THE EXERCISE: Retype the material in full, keeping every word the same.

ITEMS:
* START *

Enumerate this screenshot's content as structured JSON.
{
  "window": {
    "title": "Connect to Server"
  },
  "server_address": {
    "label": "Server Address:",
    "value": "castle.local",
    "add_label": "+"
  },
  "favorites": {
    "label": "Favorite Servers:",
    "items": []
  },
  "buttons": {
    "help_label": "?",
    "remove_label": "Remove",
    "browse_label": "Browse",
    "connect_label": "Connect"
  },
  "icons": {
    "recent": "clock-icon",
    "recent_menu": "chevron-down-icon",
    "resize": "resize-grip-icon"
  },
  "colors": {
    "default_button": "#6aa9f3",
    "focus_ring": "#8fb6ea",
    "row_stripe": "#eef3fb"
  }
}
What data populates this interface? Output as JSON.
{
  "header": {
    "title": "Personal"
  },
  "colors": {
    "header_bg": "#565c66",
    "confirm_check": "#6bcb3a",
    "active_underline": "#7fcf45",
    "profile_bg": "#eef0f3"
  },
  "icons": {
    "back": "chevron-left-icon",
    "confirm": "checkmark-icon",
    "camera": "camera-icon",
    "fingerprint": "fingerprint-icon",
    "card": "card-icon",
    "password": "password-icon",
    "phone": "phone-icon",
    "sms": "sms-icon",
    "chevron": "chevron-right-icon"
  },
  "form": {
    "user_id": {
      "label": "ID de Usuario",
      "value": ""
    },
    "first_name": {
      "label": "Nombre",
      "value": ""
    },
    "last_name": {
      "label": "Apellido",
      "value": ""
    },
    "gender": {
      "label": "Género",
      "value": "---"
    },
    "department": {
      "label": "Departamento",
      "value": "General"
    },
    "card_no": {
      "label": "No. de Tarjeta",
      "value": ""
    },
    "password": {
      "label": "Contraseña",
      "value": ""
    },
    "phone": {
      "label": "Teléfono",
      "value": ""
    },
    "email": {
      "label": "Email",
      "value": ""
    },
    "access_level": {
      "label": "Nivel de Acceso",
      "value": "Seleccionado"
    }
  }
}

* END *

EXERCISE SOLUTION:
Enumerate this screenshot's content as structured JSON.
{
  "window": {
    "title": "Connect to Server"
  },
  "server_address": {
    "label": "Server Address:",
    "value": "castle.local",
    "add_label": "+"
  },
  "favorites": {
    "label": "Favorite Servers:",
    "items": []
  },
  "buttons": {
    "help_label": "?",
    "remove_label": "Remove",
    "browse_label": "Browse",
    "connect_label": "Connect"
  },
  "icons": {
    "recent": "clock-icon",
    "recent_menu": "chevron-down-icon",
    "resize": "resize-grip-icon"
  },
  "colors": {
    "default_button": "#6aa9f3",
    "focus_ring": "#8fb6ea",
    "row_stripe": "#eef3fb"
  }
}
What data populates this interface? Output as JSON.
{
  "header": {
    "title": "Personal"
  },
  "colors": {
    "header_bg": "#565c66",
    "confirm_check": "#6bcb3a",
    "active_underline": "#7fcf45",
    "profile_bg": "#eef0f3"
  },
  "icons": {
    "back": "chevron-left-icon",
    "confirm": "checkmark-icon",
    "camera": "camera-icon",
    "fingerprint": "fingerprint-icon",
    "card": "card-icon",
    "password": "password-icon",
    "phone": "phone-icon",
    "sms": "sms-icon",
    "chevron": "chevron-right-icon"
  },
  "form": {
    "user_id": {
      "label": "ID de Usuario",
      "value": ""
    },
    "first_name": {
      "label": "Nombre",
      "value": ""
    },
    "last_name": {
      "label": "Apellido",
      "value": ""
    },
    "gender": {
      "label": "Género",
      "value": "---"
    },
    "department": {
      "label": "Departamento",
      "value": "General"
    },
    "card_no": {
      "label": "No. de Tarjeta",
      "value": ""
    },
    "password": {
      "label": "Contraseña",
      "value": ""
    },
    "phone": {
      "label": "Teléfono",
      "value": ""
    },
    "email": {
      "label": "Email",
      "value": ""
    },
    "access_level": {
      "label": "Nivel de Acceso",
      "value": "Seleccionado"
    }
  }
}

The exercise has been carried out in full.